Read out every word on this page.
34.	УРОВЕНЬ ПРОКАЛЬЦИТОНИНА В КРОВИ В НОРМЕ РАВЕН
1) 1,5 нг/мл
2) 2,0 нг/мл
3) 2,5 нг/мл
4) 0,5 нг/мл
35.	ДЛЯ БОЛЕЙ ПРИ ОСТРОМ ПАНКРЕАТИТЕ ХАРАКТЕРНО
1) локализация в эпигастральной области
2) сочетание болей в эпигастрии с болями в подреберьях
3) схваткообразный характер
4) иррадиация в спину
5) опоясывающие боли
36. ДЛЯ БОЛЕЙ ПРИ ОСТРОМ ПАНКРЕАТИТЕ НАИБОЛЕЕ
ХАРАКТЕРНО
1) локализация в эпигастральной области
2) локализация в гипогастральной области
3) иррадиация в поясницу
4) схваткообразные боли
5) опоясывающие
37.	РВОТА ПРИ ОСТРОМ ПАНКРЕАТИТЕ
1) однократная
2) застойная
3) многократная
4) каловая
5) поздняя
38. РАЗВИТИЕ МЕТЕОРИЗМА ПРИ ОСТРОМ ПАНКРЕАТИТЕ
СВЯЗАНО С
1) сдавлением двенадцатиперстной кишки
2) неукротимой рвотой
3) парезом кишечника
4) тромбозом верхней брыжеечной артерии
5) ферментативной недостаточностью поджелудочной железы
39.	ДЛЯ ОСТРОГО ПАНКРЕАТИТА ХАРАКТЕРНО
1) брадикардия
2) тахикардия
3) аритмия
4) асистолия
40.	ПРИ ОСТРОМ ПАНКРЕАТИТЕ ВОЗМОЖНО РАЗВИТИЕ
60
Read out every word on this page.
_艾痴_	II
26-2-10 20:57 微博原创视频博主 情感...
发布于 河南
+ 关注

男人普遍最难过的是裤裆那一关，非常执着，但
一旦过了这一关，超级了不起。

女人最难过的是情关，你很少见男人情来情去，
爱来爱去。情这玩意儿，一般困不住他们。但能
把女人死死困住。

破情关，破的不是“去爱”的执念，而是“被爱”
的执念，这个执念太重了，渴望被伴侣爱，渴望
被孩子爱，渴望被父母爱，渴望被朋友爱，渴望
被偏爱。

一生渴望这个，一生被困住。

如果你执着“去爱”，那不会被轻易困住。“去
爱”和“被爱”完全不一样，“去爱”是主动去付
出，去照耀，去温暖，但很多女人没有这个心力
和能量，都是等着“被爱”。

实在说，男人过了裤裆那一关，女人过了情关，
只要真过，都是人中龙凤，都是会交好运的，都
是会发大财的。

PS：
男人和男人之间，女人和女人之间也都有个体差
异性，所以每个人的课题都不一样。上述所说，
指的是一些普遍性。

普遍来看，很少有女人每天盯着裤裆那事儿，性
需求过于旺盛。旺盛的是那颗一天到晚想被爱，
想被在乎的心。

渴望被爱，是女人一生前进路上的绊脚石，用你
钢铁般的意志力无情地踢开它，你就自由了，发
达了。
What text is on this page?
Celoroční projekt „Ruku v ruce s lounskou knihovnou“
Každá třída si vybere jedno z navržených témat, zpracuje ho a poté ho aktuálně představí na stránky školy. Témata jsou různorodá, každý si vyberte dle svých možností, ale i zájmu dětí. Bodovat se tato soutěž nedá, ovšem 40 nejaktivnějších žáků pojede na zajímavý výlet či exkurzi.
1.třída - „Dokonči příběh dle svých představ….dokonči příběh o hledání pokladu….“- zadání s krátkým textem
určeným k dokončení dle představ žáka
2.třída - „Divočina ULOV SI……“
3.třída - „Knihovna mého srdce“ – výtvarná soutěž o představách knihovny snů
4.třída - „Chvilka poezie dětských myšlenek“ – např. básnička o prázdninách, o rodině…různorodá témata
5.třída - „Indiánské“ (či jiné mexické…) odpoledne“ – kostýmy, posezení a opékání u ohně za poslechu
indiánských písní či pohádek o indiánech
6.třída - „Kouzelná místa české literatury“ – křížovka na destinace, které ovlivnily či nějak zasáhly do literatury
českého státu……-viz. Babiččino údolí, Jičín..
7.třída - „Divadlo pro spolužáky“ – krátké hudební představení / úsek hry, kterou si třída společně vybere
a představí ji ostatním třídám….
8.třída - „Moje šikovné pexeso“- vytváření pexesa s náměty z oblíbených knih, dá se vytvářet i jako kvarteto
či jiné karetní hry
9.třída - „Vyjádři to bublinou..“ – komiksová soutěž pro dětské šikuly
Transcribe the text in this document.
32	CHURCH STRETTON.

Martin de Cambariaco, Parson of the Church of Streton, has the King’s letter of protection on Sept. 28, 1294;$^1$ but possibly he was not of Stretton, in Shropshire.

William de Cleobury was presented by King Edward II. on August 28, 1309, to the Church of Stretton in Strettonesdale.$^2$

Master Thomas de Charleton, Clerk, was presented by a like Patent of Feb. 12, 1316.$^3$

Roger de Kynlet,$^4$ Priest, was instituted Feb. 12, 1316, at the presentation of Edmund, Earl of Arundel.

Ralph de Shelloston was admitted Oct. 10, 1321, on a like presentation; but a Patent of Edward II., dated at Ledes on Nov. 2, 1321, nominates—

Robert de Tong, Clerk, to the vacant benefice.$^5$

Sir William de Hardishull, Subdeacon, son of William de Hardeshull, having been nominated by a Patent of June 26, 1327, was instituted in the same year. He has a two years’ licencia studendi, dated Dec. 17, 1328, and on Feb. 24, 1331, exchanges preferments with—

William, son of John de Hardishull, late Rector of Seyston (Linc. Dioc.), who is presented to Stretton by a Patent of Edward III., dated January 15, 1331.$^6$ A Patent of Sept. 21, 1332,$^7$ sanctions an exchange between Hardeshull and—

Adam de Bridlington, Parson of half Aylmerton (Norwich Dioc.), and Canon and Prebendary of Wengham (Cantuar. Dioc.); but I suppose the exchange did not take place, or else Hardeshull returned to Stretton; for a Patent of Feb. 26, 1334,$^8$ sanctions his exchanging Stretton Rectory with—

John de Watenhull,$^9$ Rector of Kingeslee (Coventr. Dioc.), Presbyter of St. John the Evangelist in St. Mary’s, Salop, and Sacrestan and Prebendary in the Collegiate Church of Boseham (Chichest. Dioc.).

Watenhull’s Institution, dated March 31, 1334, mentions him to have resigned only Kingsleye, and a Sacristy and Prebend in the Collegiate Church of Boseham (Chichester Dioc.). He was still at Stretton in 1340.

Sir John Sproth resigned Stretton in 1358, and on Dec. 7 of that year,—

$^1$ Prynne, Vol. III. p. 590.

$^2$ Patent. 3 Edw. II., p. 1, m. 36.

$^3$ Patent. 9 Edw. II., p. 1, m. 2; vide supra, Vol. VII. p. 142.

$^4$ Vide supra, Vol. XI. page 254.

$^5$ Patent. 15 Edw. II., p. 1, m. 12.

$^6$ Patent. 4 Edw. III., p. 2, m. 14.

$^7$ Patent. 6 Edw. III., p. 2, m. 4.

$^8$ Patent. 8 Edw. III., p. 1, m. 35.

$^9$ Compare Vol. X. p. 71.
·····
= The exercise =
Can you restate every record above word for word?

= Answer in full =
Read out every word on this page.
34.	УРОВЕНЬ ПРОКАЛЬЦИТОНИНА В КРОВИ В НОРМЕ РАВЕН
1) 1,5 нг/мл
2) 2,0 нг/мл
3) 2,5 нг/мл
4) 0,5 нг/мл
35.	ДЛЯ БОЛЕЙ ПРИ ОСТРОМ ПАНКРЕАТИТЕ ХАРАКТЕРНО
1) локализация в эпигастральной области
2) сочетание болей в эпигастрии с болями в подреберьях
3) схваткообразный характер
4) иррадиация в спину
5) опоясывающие боли
36. ДЛЯ БОЛЕЙ ПРИ ОСТРОМ ПАНКРЕАТИТЕ НАИБОЛЕЕ
ХАРАКТЕРНО
1) локализация в эпигастральной области
2) локализация в гипогастральной области
3) иррадиация в поясницу
4) схваткообразные боли
5) опоясывающие
37.	РВОТА ПРИ ОСТРОМ ПАНКРЕАТИТЕ
1) однократная
2) застойная
3) многократная
4) каловая
5) поздняя
38. РАЗВИТИЕ МЕТЕОРИЗМА ПРИ ОСТРОМ ПАНКРЕАТИТЕ
СВЯЗАНО С
1) сдавлением двенадцатиперстной кишки
2) неукротимой рвотой
3) парезом кишечника
4) тромбозом верхней брыжеечной артерии
5) ферментативной недостаточностью поджелудочной железы
39.	ДЛЯ ОСТРОГО ПАНКРЕАТИТА ХАРАКТЕРНО
1) брадикардия
2) тахикардия
3) аритмия
4) асистолия
40.	ПРИ ОСТРОМ ПАНКРЕАТИТЕ ВОЗМОЖНО РАЗВИТИЕ
60
Read out every word on this page.
_艾痴_	II
26-2-10 20:57 微博原创视频博主 情感...
发布于 河南
+ 关注

男人普遍最难过的是裤裆那一关，非常执着，但
一旦过了这一关，超级了不起。

女人最难过的是情关，你很少见男人情来情去，
爱来爱去。情这玩意儿，一般困不住他们。但能
把女人死死困住。

破情关，破的不是“去爱”的执念，而是“被爱”
的执念，这个执念太重了，渴望被伴侣爱，渴望
被孩子爱，渴望被父母爱，渴望被朋友爱，渴望
被偏爱。

一生渴望这个，一生被困住。

如果你执着“去爱”，那不会被轻易困住。“去
爱”和“被爱”完全不一样，“去爱”是主动去付
出，去照耀，去温暖，但很多女人没有这个心力
和能量，都是等着“被爱”。

实在说，男人过了裤裆那一关，女人过了情关，
只要真过，都是人中龙凤，都是会交好运的，都
是会发大财的。

PS：
男人和男人之间，女人和女人之间也都有个体差
异性，所以每个人的课题都不一样。上述所说，
指的是一些普遍性。

普遍来看，很少有女人每天盯着裤裆那事儿，性
需求过于旺盛。旺盛的是那颗一天到晚想被爱，
想被在乎的心。

渴望被爱，是女人一生前进路上的绊脚石，用你
钢铁般的意志力无情地踢开它，你就自由了，发
达了。
What text is on this page?
Celoroční projekt „Ruku v ruce s lounskou knihovnou“
Každá třída si vybere jedno z navržených témat, zpracuje ho a poté ho aktuálně představí na stránky školy. Témata jsou různorodá, každý si vyberte dle svých možností, ale i zájmu dětí. Bodovat se tato soutěž nedá, ovšem 40 nejaktivnějších žáků pojede na zajímavý výlet či exkurzi.
1.třída - „Dokonči příběh dle svých představ….dokonči příběh o hledání pokladu….“- zadání s krátkým textem
určeným k dokončení dle představ žáka
2.třída - „Divočina ULOV SI……“
3.třída - „Knihovna mého srdce“ – výtvarná soutěž o představách knihovny snů
4.třída - „Chvilka poezie dětských myšlenek“ – např. básnička o prázdninách, o rodině…různorodá témata
5.třída - „Indiánské“ (či jiné mexické…) odpoledne“ – kostýmy, posezení a opékání u ohně za poslechu
indiánských písní či pohádek o indiánech
6.třída - „Kouzelná místa české literatury“ – křížovka na destinace, které ovlivnily či nějak zasáhly do literatury
českého státu……-viz. Babiččino údolí, Jičín..
7.třída - „Divadlo pro spolužáky“ – krátké hudební představení / úsek hry, kterou si třída společně vybere
a představí ji ostatním třídám….
8.třída - „Moje šikovné pexeso“- vytváření pexesa s náměty z oblíbených knih, dá se vytvářet i jako kvarteto
či jiné karetní hry
9.třída - „Vyjádři to bublinou..“ – komiksová soutěž pro dětské šikuly
Transcribe the text in this document.
32	CHURCH STRETTON.

Martin de Cambariaco, Parson of the Church of Streton, has the King’s letter of protection on Sept. 28, 1294;$^1$ but possibly he was not of Stretton, in Shropshire.

William de Cleobury was presented by King Edward II. on August 28, 1309, to the Church of Stretton in Strettonesdale.$^2$

Master Thomas de Charleton, Clerk, was presented by a like Patent of Feb. 12, 1316.$^3$

Roger de Kynlet,$^4$ Priest, was instituted Feb. 12, 1316, at the presentation of Edmund, Earl of Arundel.

Ralph de Shelloston was admitted Oct. 10, 1321, on a like presentation; but a Patent of Edward II., dated at Ledes on Nov. 2, 1321, nominates—

Robert de Tong, Clerk, to the vacant benefice.$^5$

Sir William de Hardishull, Subdeacon, son of William de Hardeshull, having been nominated by a Patent of June 26, 1327, was instituted in the same year. He has a two years’ licencia studendi, dated Dec. 17, 1328, and on Feb. 24, 1331, exchanges preferments with—

William, son of John de Hardishull, late Rector of Seyston (Linc. Dioc.), who is presented to Stretton by a Patent of Edward III., dated January 15, 1331.$^6$ A Patent of Sept. 21, 1332,$^7$ sanctions an exchange between Hardeshull and—

Adam de Bridlington, Parson of half Aylmerton (Norwich Dioc.), and Canon and Prebendary of Wengham (Cantuar. Dioc.); but I suppose the exchange did not take place, or else Hardeshull returned to Stretton; for a Patent of Feb. 26, 1334,$^8$ sanctions his exchanging Stretton Rectory with—

John de Watenhull,$^9$ Rector of Kingeslee (Coventr. Dioc.), Presbyter of St. John the Evangelist in St. Mary’s, Salop, and Sacrestan and Prebendary in the Collegiate Church of Boseham (Chichest. Dioc.).

Watenhull’s Institution, dated March 31, 1334, mentions him to have resigned only Kingsleye, and a Sacristy and Prebend in the Collegiate Church of Boseham (Chichester Dioc.). He was still at Stretton in 1340.

Sir John Sproth resigned Stretton in 1358, and on Dec. 7 of that year,—

$^1$ Prynne, Vol. III. p. 590.

$^2$ Patent. 3 Edw. II., p. 1, m. 36.

$^3$ Patent. 9 Edw. II., p. 1, m. 2; vide supra, Vol. VII. p. 142.

$^4$ Vide supra, Vol. XI. page 254.

$^5$ Patent. 15 Edw. II., p. 1, m. 12.

$^6$ Patent. 4 Edw. III., p. 2, m. 14.

$^7$ Patent. 6 Edw. III., p. 2, m. 4.

$^8$ Patent. 8 Edw. III., p. 1, m. 35.

$^9$ Compare Vol. X. p. 71.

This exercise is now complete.